> **WRITTEN PROBLEM**: Copy out all the records, word for word.

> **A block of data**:
------------------------------------------------

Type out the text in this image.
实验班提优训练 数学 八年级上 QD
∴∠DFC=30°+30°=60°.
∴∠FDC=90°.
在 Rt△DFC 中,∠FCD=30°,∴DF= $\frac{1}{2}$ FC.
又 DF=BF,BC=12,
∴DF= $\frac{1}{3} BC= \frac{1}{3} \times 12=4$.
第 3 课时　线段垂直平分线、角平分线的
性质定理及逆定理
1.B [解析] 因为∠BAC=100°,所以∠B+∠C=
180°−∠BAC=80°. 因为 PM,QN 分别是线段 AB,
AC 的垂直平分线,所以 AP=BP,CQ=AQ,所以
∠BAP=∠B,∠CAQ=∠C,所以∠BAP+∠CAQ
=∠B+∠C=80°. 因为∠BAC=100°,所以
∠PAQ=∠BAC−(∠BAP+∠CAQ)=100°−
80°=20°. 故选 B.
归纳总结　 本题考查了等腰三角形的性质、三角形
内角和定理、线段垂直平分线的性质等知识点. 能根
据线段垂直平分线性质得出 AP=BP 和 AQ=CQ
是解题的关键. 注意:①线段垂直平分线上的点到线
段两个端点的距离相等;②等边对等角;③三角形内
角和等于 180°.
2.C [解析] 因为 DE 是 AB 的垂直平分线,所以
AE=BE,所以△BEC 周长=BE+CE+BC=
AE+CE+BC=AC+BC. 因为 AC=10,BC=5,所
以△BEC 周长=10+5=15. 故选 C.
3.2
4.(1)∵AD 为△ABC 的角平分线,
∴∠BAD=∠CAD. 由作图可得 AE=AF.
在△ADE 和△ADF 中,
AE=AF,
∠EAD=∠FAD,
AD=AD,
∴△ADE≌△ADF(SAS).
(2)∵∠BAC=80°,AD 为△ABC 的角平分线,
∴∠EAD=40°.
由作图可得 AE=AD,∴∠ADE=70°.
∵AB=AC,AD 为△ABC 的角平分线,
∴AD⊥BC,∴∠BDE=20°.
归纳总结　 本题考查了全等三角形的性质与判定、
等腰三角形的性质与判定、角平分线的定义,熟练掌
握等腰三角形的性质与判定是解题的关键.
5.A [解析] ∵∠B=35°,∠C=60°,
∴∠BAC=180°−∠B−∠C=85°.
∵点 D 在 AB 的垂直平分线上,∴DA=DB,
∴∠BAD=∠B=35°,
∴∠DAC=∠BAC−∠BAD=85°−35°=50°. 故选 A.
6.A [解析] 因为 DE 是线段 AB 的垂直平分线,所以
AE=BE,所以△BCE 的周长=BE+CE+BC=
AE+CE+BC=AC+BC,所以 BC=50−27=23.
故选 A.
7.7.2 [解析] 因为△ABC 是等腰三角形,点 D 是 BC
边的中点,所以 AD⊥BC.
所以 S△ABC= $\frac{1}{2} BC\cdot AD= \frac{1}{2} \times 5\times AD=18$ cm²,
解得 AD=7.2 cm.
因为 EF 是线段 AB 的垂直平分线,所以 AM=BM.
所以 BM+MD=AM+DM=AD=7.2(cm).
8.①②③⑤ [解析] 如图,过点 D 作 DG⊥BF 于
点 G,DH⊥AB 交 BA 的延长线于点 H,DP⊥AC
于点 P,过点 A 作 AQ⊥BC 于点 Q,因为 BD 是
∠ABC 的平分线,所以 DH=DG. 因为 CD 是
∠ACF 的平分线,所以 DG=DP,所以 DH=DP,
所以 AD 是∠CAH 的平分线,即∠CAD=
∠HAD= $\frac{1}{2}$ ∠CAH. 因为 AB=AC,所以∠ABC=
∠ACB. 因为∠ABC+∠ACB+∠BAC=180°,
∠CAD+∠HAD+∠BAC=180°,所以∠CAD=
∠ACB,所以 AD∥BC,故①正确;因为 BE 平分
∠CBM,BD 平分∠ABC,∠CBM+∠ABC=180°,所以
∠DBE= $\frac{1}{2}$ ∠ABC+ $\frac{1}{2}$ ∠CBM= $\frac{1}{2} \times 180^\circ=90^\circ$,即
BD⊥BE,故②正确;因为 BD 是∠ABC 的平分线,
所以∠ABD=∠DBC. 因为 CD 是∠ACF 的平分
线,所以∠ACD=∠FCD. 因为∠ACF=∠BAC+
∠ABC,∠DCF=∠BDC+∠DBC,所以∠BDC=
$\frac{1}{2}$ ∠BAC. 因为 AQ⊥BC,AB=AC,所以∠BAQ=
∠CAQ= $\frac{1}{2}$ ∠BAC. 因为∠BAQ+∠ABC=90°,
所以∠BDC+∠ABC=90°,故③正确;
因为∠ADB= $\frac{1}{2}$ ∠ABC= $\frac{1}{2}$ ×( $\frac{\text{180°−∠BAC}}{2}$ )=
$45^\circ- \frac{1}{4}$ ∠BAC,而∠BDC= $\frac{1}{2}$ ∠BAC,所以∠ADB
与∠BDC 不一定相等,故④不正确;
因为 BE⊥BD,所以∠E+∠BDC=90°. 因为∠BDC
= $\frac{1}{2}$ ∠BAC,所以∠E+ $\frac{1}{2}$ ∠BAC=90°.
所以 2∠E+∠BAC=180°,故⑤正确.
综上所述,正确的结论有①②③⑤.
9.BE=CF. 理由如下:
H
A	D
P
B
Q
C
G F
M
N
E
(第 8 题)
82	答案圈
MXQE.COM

------------------------------------------------

> **OUTPUT FOR THIS EXERCISE**:
Type out the text in this image.
实验班提优训练 数学 八年级上 QD
∴∠DFC=30°+30°=60°.
∴∠FDC=90°.
在 Rt△DFC 中,∠FCD=30°,∴DF= $\frac{1}{2}$ FC.
又 DF=BF,BC=12,
∴DF= $\frac{1}{3} BC= \frac{1}{3} \times 12=4$.
第 3 课时　线段垂直平分线、角平分线的
性质定理及逆定理
1.B [解析] 因为∠BAC=100°,所以∠B+∠C=
180°−∠BAC=80°. 因为 PM,QN 分别是线段 AB,
AC 的垂直平分线,所以 AP=BP,CQ=AQ,所以
∠BAP=∠B,∠CAQ=∠C,所以∠BAP+∠CAQ
=∠B+∠C=80°. 因为∠BAC=100°,所以
∠PAQ=∠BAC−(∠BAP+∠CAQ)=100°−
80°=20°. 故选 B.
归纳总结　 本题考查了等腰三角形的性质、三角形
内角和定理、线段垂直平分线的性质等知识点. 能根
据线段垂直平分线性质得出 AP=BP 和 AQ=CQ
是解题的关键. 注意:①线段垂直平分线上的点到线
段两个端点的距离相等;②等边对等角;③三角形内
角和等于 180°.
2.C [解析] 因为 DE 是 AB 的垂直平分线,所以
AE=BE,所以△BEC 周长=BE+CE+BC=
AE+CE+BC=AC+BC. 因为 AC=10,BC=5,所
以△BEC 周长=10+5=15. 故选 C.
3.2
4.(1)∵AD 为△ABC 的角平分线,
∴∠BAD=∠CAD. 由作图可得 AE=AF.
在△ADE 和△ADF 中,
AE=AF,
∠EAD=∠FAD,
AD=AD,
∴△ADE≌△ADF(SAS).
(2)∵∠BAC=80°,AD 为△ABC 的角平分线,
∴∠EAD=40°.
由作图可得 AE=AD,∴∠ADE=70°.
∵AB=AC,AD 为△ABC 的角平分线,
∴AD⊥BC,∴∠BDE=20°.
归纳总结　 本题考查了全等三角形的性质与判定、
等腰三角形的性质与判定、角平分线的定义,熟练掌
握等腰三角形的性质与判定是解题的关键.
5.A [解析] ∵∠B=35°,∠C=60°,
∴∠BAC=180°−∠B−∠C=85°.
∵点 D 在 AB 的垂直平分线上,∴DA=DB,
∴∠BAD=∠B=35°,
∴∠DAC=∠BAC−∠BAD=85°−35°=50°. 故选 A.
6.A [解析] 因为 DE 是线段 AB 的垂直平分线,所以
AE=BE,所以△BCE 的周长=BE+CE+BC=
AE+CE+BC=AC+BC,所以 BC=50−27=23.
故选 A.
7.7.2 [解析] 因为△ABC 是等腰三角形,点 D 是 BC
边的中点,所以 AD⊥BC.
所以 S△ABC= $\frac{1}{2} BC\cdot AD= \frac{1}{2} \times 5\times AD=18$ cm²,
解得 AD=7.2 cm.
因为 EF 是线段 AB 的垂直平分线,所以 AM=BM.
所以 BM+MD=AM+DM=AD=7.2(cm).
8.①②③⑤ [解析] 如图,过点 D 作 DG⊥BF 于
点 G,DH⊥AB 交 BA 的延长线于点 H,DP⊥AC
于点 P,过点 A 作 AQ⊥BC 于点 Q,因为 BD 是
∠ABC 的平分线,所以 DH=DG. 因为 CD 是
∠ACF 的平分线,所以 DG=DP,所以 DH=DP,
所以 AD 是∠CAH 的平分线,即∠CAD=
∠HAD= $\frac{1}{2}$ ∠CAH. 因为 AB=AC,所以∠ABC=
∠ACB. 因为∠ABC+∠ACB+∠BAC=180°,
∠CAD+∠HAD+∠BAC=180°,所以∠CAD=
∠ACB,所以 AD∥BC,故①正确;因为 BE 平分
∠CBM,BD 平分∠ABC,∠CBM+∠ABC=180°,所以
∠DBE= $\frac{1}{2}$ ∠ABC+ $\frac{1}{2}$ ∠CBM= $\frac{1}{2} \times 180^\circ=90^\circ$,即
BD⊥BE,故②正确;因为 BD 是∠ABC 的平分线,
所以∠ABD=∠DBC. 因为 CD 是∠ACF 的平分
线,所以∠ACD=∠FCD. 因为∠ACF=∠BAC+
∠ABC,∠DCF=∠BDC+∠DBC,所以∠BDC=
$\frac{1}{2}$ ∠BAC. 因为 AQ⊥BC,AB=AC,所以∠BAQ=
∠CAQ= $\frac{1}{2}$ ∠BAC. 因为∠BAQ+∠ABC=90°,
所以∠BDC+∠ABC=90°,故③正确;
因为∠ADB= $\frac{1}{2}$ ∠ABC= $\frac{1}{2}$ ×( $\frac{\text{180°−∠BAC}}{2}$ )=
$45^\circ- \frac{1}{4}$ ∠BAC,而∠BDC= $\frac{1}{2}$ ∠BAC,所以∠ADB
与∠BDC 不一定相等,故④不正确;
因为 BE⊥BD,所以∠E+∠BDC=90°. 因为∠BDC
= $\frac{1}{2}$ ∠BAC,所以∠E+ $\frac{1}{2}$ ∠BAC=90°.
所以 2∠E+∠BAC=180°,故⑤正确.
综上所述,正确的结论有①②③⑤.
9.BE=CF. 理由如下:
H
A	D
P
B
Q
C
G F
M
N
E
(第 8 题)
82	答案圈
MXQE.COM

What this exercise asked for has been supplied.